Transcribe every record that appears below, exactly and in full.

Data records
= = = =
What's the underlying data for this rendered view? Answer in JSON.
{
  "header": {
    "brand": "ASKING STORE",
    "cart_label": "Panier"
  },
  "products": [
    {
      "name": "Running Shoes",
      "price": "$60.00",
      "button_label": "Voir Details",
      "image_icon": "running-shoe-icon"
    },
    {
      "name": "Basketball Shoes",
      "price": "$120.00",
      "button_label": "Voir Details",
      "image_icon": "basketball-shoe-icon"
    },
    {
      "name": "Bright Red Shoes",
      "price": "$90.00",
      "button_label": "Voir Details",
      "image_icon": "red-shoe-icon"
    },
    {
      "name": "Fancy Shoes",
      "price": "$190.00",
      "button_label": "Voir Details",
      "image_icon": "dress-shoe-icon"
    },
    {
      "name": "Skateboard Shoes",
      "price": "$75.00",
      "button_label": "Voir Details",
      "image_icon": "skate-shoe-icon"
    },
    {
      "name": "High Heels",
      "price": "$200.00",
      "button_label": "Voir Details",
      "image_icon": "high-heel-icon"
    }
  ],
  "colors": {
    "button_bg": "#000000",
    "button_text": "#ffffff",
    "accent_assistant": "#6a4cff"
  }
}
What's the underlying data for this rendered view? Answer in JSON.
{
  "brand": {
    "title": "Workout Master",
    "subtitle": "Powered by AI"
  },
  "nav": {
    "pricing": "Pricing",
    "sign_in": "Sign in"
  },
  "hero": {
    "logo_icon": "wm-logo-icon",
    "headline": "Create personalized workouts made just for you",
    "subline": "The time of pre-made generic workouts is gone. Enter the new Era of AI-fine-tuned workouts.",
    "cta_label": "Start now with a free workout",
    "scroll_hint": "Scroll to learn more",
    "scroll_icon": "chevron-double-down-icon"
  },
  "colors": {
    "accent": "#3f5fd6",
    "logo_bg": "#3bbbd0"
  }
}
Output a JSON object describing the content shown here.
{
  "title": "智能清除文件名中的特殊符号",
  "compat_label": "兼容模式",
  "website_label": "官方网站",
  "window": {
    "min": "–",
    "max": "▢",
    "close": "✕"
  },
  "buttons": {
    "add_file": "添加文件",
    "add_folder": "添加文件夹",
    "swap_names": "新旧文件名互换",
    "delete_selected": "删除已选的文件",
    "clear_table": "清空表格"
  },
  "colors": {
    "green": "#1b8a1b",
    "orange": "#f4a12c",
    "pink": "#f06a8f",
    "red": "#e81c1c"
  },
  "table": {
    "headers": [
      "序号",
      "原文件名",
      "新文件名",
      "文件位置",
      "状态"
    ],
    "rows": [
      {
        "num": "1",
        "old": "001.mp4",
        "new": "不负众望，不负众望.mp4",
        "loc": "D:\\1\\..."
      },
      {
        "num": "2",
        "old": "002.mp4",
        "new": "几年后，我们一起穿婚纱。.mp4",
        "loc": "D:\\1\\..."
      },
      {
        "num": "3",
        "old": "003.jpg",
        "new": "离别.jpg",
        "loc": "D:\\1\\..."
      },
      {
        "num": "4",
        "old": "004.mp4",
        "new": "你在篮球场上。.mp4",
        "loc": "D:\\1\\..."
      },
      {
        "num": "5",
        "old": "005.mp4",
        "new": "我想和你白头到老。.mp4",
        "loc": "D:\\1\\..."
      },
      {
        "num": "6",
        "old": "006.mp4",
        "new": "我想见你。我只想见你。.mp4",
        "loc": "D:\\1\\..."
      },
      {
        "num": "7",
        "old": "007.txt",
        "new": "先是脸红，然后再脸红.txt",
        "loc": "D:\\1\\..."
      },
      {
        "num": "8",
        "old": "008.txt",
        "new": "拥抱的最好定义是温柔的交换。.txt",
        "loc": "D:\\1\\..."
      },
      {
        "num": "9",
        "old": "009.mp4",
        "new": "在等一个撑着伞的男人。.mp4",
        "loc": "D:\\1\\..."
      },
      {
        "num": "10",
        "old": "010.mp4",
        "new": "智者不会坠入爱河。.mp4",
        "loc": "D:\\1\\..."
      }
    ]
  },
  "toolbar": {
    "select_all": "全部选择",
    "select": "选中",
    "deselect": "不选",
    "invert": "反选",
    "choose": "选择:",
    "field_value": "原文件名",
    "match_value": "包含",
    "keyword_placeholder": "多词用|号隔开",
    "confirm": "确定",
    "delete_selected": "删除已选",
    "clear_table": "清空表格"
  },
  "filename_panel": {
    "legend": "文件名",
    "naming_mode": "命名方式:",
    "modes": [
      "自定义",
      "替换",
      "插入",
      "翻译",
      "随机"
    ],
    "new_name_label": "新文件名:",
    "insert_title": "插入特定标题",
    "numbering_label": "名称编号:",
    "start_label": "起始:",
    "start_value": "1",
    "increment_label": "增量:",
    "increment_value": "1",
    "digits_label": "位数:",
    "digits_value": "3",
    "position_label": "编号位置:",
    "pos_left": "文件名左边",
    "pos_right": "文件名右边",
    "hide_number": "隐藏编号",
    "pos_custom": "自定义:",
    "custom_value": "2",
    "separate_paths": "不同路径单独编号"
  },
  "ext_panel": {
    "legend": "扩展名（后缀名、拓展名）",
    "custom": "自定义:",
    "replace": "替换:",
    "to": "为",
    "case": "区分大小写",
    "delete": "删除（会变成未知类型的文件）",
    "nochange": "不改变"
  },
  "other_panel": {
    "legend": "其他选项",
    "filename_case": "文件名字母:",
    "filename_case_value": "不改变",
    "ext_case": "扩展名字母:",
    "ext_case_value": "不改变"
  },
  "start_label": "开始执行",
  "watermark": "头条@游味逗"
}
= = = =
- _COMPLETE OUTPUT_:
What's the underlying data for this rendered view? Answer in JSON.
{
  "header": {
    "brand": "ASKING STORE",
    "cart_label": "Panier"
  },
  "products": [
    {
      "name": "Running Shoes",
      "price": "$60.00",
      "button_label": "Voir Details",
      "image_icon": "running-shoe-icon"
    },
    {
      "name": "Basketball Shoes",
      "price": "$120.00",
      "button_label": "Voir Details",
      "image_icon": "basketball-shoe-icon"
    },
    {
      "name": "Bright Red Shoes",
      "price": "$90.00",
      "button_label": "Voir Details",
      "image_icon": "red-shoe-icon"
    },
    {
      "name": "Fancy Shoes",
      "price": "$190.00",
      "button_label": "Voir Details",
      "image_icon": "dress-shoe-icon"
    },
    {
      "name": "Skateboard Shoes",
      "price": "$75.00",
      "button_label": "Voir Details",
      "image_icon": "skate-shoe-icon"
    },
    {
      "name": "High Heels",
      "price": "$200.00",
      "button_label": "Voir Details",
      "image_icon": "high-heel-icon"
    }
  ],
  "colors": {
    "button_bg": "#000000",
    "button_text": "#ffffff",
    "accent_assistant": "#6a4cff"
  }
}
What's the underlying data for this rendered view? Answer in JSON.
{
  "brand": {
    "title": "Workout Master",
    "subtitle": "Powered by AI"
  },
  "nav": {
    "pricing": "Pricing",
    "sign_in": "Sign in"
  },
  "hero": {
    "logo_icon": "wm-logo-icon",
    "headline": "Create personalized workouts made just for you",
    "subline": "The time of pre-made generic workouts is gone. Enter the new Era of AI-fine-tuned workouts.",
    "cta_label": "Start now with a free workout",
    "scroll_hint": "Scroll to learn more",
    "scroll_icon": "chevron-double-down-icon"
  },
  "colors": {
    "accent": "#3f5fd6",
    "logo_bg": "#3bbbd0"
  }
}
Output a JSON object describing the content shown here.
{
  "title": "智能清除文件名中的特殊符号",
  "compat_label": "兼容模式",
  "website_label": "官方网站",
  "window": {
    "min": "–",
    "max": "▢",
    "close": "✕"
  },
  "buttons": {
    "add_file": "添加文件",
    "add_folder": "添加文件夹",
    "swap_names": "新旧文件名互换",
    "delete_selected": "删除已选的文件",
    "clear_table": "清空表格"
  },
  "colors": {
    "green": "#1b8a1b",
    "orange": "#f4a12c",
    "pink": "#f06a8f",
    "red": "#e81c1c"
  },
  "table": {
    "headers": [
      "序号",
      "原文件名",
      "新文件名",
      "文件位置",
      "状态"
    ],
    "rows": [
      {
        "num": "1",
        "old": "001.mp4",
        "new": "不负众望，不负众望.mp4",
        "loc": "D:\\1\\..."
      },
      {
        "num": "2",
        "old": "002.mp4",
        "new": "几年后，我们一起穿婚纱。.mp4",
        "loc": "D:\\1\\..."
      },
      {
        "num": "3",
        "old": "003.jpg",
        "new": "离别.jpg",
        "loc": "D:\\1\\..."
      },
      {
        "num": "4",
        "old": "004.mp4",
        "new": "你在篮球场上。.mp4",
        "loc": "D:\\1\\..."
      },
      {
        "num": "5",
        "old": "005.mp4",
        "new": "我想和你白头到老。.mp4",
        "loc": "D:\\1\\..."
      },
      {
        "num": "6",
        "old": "006.mp4",
        "new": "我想见你。我只想见你。.mp4",
        "loc": "D:\\1\\..."
      },
      {
        "num": "7",
        "old": "007.txt",
        "new": "先是脸红，然后再脸红.txt",
        "loc": "D:\\1\\..."
      },
      {
        "num": "8",
        "old": "008.txt",
        "new": "拥抱的最好定义是温柔的交换。.txt",
        "loc": "D:\\1\\..."
      },
      {
        "num": "9",
        "old": "009.mp4",
        "new": "在等一个撑着伞的男人。.mp4",
        "loc": "D:\\1\\..."
      },
      {
        "num": "10",
        "old": "010.mp4",
        "new": "智者不会坠入爱河。.mp4",
        "loc": "D:\\1\\..."
      }
    ]
  },
  "toolbar": {
    "select_all": "全部选择",
    "select": "选中",
    "deselect": "不选",
    "invert": "反选",
    "choose": "选择:",
    "field_value": "原文件名",
    "match_value": "包含",
    "keyword_placeholder": "多词用|号隔开",
    "confirm": "确定",
    "delete_selected": "删除已选",
    "clear_table": "清空表格"
  },
  "filename_panel": {
    "legend": "文件名",
    "naming_mode": "命名方式:",
    "modes": [
      "自定义",
      "替换",
      "插入",
      "翻译",
      "随机"
    ],
    "new_name_label": "新文件名:",
    "insert_title": "插入特定标题",
    "numbering_label": "名称编号:",
    "start_label": "起始:",
    "start_value": "1",
    "increment_label": "增量:",
    "increment_value": "1",
    "digits_label": "位数:",
    "digits_value": "3",
    "position_label": "编号位置:",
    "pos_left": "文件名左边",
    "pos_right": "文件名右边",
    "hide_number": "隐藏编号",
    "pos_custom": "自定义:",
    "custom_value": "2",
    "separate_paths": "不同路径单独编号"
  },
  "ext_panel": {
    "legend": "扩展名（后缀名、拓展名）",
    "custom": "自定义:",
    "replace": "替换:",
    "to": "为",
    "case": "区分大小写",
    "delete": "删除（会变成未知类型的文件）",
    "nochange": "不改变"
  },
  "other_panel": {
    "legend": "其他选项",
    "filename_case": "文件名字母:",
    "filename_case_value": "不改变",
    "ext_case": "扩展名字母:",
    "ext_case_value": "不改变"
  },
  "start_label": "开始执行",
  "watermark": "头条@游味逗"
}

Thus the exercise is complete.